◆ **WRITTEN PROBLEM**:
Identify the lines that contain the word "icon" and copy each one.

◆ **EXTRACTED INFORMATION**:
/---
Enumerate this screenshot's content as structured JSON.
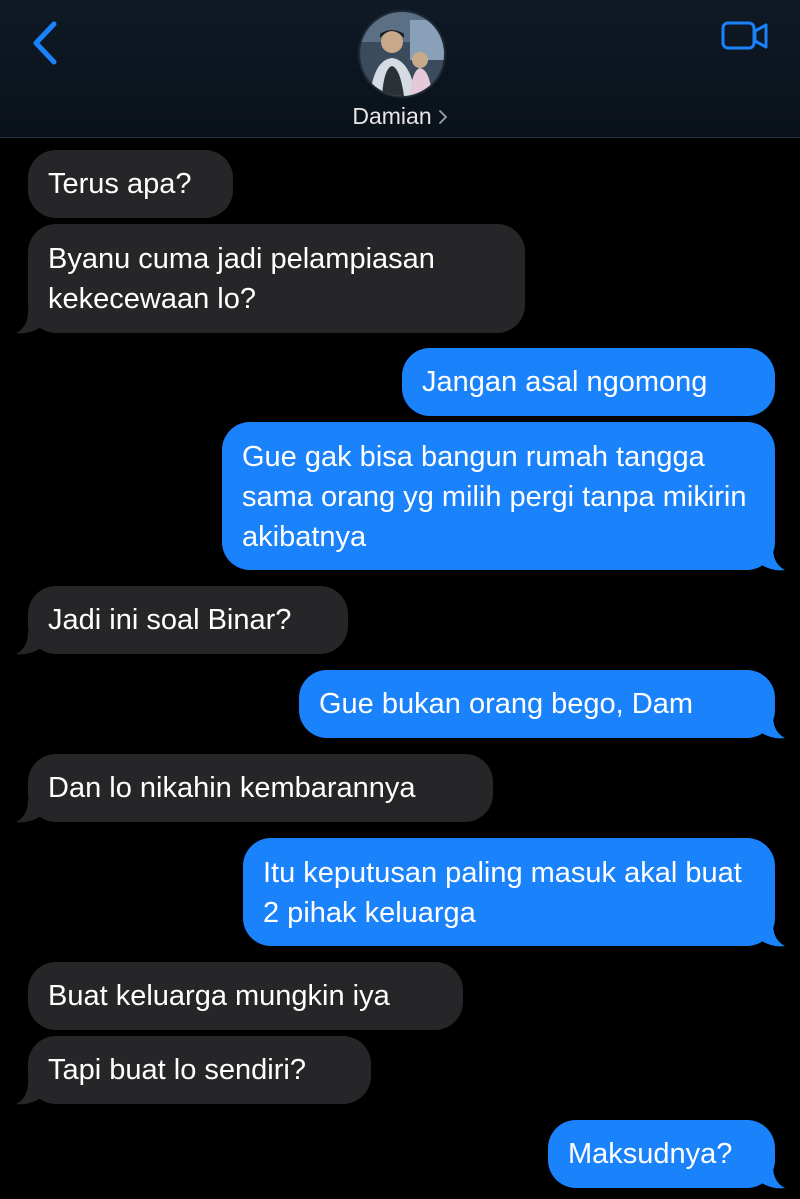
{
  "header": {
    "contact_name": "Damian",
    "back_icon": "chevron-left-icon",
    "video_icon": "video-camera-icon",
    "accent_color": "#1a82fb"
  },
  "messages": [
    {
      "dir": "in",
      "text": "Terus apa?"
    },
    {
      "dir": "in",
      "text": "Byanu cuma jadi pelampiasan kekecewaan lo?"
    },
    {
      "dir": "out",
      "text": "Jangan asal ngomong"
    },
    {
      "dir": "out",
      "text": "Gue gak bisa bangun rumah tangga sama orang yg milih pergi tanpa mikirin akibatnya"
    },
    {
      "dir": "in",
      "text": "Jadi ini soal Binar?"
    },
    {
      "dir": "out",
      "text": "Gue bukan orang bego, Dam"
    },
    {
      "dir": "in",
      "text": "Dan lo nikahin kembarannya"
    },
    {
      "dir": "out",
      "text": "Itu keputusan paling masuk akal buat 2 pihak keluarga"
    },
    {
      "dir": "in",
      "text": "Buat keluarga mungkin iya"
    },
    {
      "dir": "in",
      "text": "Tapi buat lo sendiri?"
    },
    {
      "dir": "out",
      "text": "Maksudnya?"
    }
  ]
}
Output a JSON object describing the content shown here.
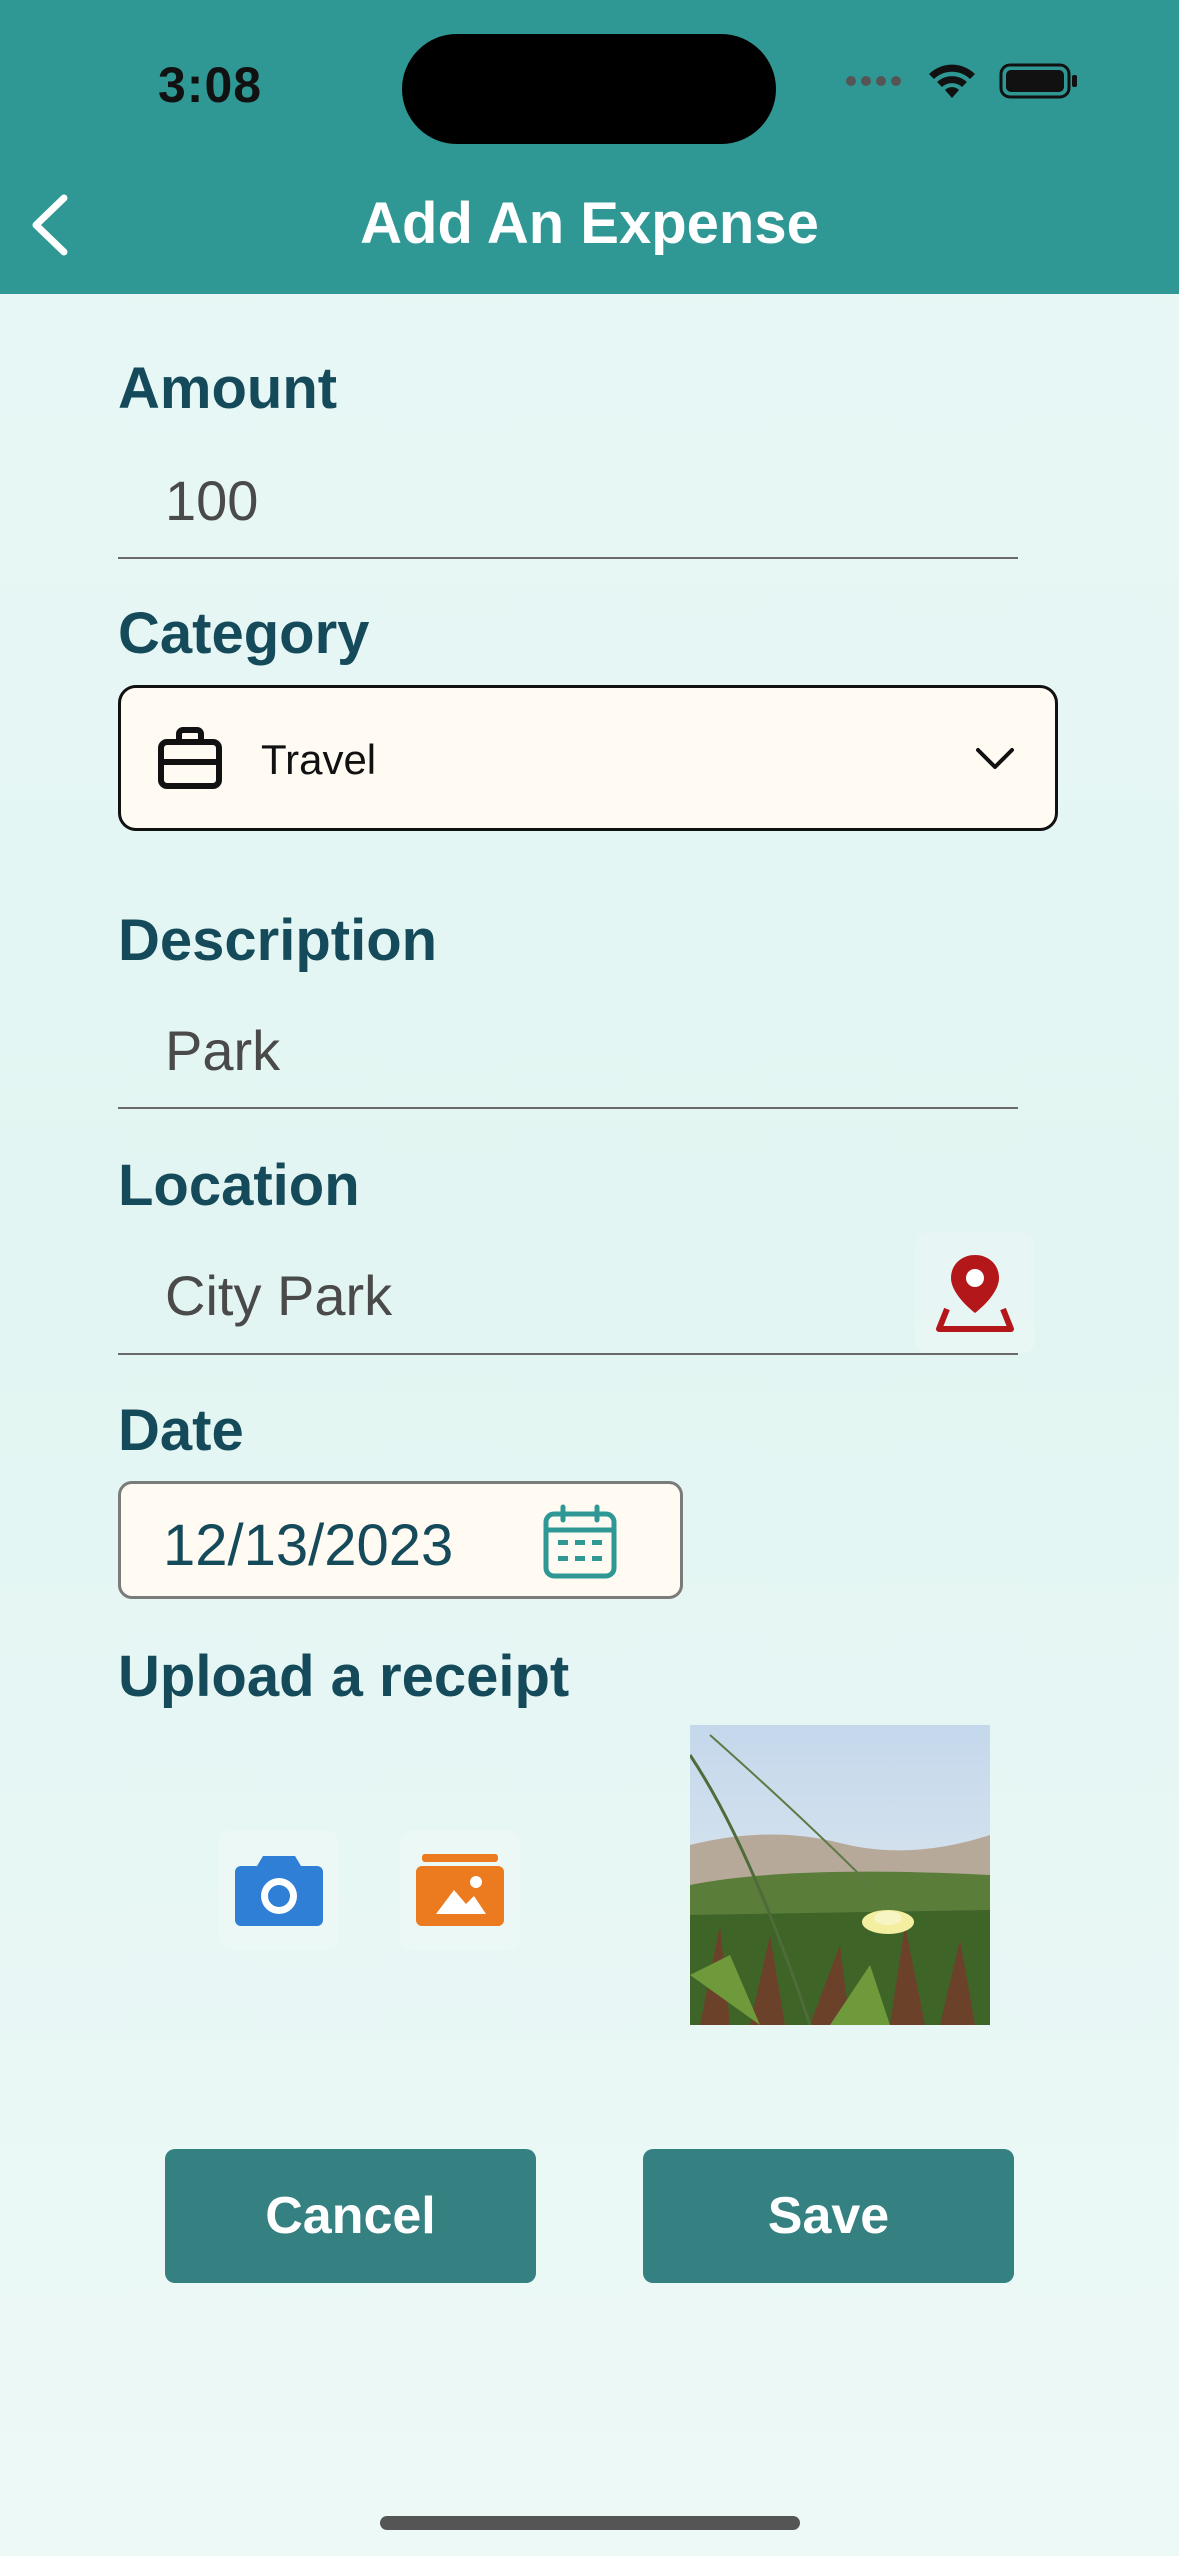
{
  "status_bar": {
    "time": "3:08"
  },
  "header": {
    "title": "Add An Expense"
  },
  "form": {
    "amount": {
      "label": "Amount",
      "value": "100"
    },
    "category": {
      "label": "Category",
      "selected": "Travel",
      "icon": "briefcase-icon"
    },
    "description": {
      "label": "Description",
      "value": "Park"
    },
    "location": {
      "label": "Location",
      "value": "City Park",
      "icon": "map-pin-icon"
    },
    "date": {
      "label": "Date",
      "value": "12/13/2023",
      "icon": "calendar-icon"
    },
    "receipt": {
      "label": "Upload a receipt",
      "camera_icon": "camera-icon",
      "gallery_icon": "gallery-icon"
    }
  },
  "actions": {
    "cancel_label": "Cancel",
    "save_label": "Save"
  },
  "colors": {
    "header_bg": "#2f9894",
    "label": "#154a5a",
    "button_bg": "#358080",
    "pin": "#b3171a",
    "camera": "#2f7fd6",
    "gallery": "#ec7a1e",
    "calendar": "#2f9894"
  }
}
\---
◆ **COMPLETE RESPONSE**:
    "back_icon": "chevron-left-icon",
    "video_icon": "video-camera-icon",
      "icon": "briefcase-icon"
      "icon": "map-pin-icon"
      "icon": "calendar-icon"
      "camera_icon": "camera-icon",
      "gallery_icon": "gallery-icon"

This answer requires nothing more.